WORK TO COMPLETE: Below are the records; copy each line in them that holds the word "vocem".

= = =

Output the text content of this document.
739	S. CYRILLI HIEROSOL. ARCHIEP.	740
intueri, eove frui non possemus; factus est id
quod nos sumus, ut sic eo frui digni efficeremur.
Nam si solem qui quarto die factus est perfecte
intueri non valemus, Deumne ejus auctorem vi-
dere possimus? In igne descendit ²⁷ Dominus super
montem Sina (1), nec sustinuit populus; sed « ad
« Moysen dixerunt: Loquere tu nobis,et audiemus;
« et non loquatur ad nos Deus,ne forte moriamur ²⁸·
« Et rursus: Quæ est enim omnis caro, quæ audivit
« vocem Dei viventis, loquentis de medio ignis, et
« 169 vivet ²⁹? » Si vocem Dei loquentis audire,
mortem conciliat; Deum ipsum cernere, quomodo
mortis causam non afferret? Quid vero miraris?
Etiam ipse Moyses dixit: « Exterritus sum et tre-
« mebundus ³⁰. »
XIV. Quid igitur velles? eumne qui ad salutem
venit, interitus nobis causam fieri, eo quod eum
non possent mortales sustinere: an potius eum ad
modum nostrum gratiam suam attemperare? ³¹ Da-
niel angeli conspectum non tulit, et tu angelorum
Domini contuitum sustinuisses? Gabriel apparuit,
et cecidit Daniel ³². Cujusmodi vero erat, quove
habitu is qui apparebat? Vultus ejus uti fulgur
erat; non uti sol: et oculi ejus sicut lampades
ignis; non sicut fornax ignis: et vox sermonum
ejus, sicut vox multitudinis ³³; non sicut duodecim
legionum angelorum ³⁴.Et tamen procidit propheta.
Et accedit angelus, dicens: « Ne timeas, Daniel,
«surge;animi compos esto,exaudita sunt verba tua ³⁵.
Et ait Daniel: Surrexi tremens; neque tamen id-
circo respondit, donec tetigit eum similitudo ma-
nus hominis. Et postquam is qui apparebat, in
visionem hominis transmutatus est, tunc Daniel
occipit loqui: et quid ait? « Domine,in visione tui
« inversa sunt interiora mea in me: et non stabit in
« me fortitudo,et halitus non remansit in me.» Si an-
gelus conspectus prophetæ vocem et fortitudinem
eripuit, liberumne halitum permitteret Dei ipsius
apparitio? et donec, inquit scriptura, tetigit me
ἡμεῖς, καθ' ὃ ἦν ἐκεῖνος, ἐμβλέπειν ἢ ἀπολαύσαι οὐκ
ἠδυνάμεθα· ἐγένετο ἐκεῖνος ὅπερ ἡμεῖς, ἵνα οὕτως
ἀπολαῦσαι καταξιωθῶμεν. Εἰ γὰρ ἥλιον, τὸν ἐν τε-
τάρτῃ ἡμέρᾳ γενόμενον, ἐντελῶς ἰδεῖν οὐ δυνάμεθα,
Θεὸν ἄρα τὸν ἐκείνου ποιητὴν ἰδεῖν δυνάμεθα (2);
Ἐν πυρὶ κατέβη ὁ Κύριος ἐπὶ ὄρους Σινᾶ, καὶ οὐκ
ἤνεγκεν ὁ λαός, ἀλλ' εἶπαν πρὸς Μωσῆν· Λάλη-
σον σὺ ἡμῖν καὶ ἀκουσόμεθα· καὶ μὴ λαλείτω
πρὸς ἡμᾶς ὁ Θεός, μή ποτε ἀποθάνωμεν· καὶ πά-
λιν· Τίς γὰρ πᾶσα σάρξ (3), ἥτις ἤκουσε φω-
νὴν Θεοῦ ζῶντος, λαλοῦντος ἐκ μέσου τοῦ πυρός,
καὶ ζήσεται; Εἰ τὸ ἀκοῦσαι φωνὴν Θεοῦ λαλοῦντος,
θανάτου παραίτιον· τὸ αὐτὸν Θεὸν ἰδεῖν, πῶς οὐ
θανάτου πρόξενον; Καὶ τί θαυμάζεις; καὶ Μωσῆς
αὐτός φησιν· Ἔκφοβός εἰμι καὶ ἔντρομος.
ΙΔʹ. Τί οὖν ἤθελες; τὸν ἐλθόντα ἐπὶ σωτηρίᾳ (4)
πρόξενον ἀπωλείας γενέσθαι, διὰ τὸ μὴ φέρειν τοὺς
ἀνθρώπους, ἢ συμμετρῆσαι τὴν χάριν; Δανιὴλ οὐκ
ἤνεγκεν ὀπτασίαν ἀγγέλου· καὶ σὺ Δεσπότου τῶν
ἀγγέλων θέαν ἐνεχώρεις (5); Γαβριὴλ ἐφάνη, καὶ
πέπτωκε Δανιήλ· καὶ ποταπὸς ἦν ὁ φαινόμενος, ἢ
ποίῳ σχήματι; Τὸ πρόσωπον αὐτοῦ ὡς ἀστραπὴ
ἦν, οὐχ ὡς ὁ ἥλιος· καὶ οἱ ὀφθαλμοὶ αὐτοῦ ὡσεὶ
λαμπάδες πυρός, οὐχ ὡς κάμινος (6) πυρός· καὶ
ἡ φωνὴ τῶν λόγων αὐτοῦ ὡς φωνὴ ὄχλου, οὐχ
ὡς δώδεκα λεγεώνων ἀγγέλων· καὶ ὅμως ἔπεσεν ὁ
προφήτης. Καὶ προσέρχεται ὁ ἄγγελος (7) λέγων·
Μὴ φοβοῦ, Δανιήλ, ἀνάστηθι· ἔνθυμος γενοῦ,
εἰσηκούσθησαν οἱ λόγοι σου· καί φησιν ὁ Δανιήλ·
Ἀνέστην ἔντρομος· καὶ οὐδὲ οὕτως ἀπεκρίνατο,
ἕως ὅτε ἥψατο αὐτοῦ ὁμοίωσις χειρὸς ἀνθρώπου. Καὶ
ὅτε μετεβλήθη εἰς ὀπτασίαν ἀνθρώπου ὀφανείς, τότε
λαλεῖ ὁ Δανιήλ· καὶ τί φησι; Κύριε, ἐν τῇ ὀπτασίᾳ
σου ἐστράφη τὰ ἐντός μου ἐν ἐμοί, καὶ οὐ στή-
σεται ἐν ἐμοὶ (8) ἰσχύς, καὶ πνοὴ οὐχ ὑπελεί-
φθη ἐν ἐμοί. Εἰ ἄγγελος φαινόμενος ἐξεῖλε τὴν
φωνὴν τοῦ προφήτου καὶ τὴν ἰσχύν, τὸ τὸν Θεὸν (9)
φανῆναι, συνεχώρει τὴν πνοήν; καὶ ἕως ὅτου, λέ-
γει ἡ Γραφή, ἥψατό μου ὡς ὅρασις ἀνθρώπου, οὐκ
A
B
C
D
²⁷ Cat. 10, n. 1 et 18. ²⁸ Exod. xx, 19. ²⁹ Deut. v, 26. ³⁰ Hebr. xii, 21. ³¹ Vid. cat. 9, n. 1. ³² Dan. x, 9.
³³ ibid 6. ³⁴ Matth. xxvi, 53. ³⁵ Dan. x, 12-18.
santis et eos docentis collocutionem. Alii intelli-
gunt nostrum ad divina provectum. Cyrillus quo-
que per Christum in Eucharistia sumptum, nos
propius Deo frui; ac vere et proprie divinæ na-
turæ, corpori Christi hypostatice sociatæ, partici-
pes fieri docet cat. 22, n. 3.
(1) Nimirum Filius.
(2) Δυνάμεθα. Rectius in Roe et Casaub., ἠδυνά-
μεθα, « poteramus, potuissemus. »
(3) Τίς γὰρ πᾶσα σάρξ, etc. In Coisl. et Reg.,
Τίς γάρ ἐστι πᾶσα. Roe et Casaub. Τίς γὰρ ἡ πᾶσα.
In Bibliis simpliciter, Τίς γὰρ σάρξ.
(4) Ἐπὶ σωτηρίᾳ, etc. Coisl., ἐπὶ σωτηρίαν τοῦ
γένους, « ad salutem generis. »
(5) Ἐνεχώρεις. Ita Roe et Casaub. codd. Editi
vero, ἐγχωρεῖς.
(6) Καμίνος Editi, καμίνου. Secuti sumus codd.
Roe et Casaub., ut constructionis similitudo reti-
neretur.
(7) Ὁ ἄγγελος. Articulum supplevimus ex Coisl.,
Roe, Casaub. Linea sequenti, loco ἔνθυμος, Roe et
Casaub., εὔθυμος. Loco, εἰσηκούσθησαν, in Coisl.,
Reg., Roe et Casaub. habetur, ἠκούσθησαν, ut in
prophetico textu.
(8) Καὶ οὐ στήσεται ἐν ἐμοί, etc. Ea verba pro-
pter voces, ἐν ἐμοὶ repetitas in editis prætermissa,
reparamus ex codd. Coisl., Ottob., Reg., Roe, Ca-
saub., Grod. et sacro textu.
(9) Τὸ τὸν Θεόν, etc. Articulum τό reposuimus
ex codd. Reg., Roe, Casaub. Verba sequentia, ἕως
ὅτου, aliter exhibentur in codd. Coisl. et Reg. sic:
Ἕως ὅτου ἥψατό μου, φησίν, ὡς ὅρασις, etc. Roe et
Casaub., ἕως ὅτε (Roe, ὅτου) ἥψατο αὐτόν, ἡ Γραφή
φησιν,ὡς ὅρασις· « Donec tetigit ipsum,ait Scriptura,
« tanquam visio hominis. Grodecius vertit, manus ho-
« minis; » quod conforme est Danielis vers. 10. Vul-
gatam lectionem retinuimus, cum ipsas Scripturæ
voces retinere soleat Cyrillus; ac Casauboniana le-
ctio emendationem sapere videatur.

= = =

RESULT FOR THIS TASK:
« vocem Dei viventis, loquentis de medio ignis, et
« 169 vivet ²⁹? » Si vocem Dei loquentis audire,
gelus conspectus prophetæ vocem et fortitudinem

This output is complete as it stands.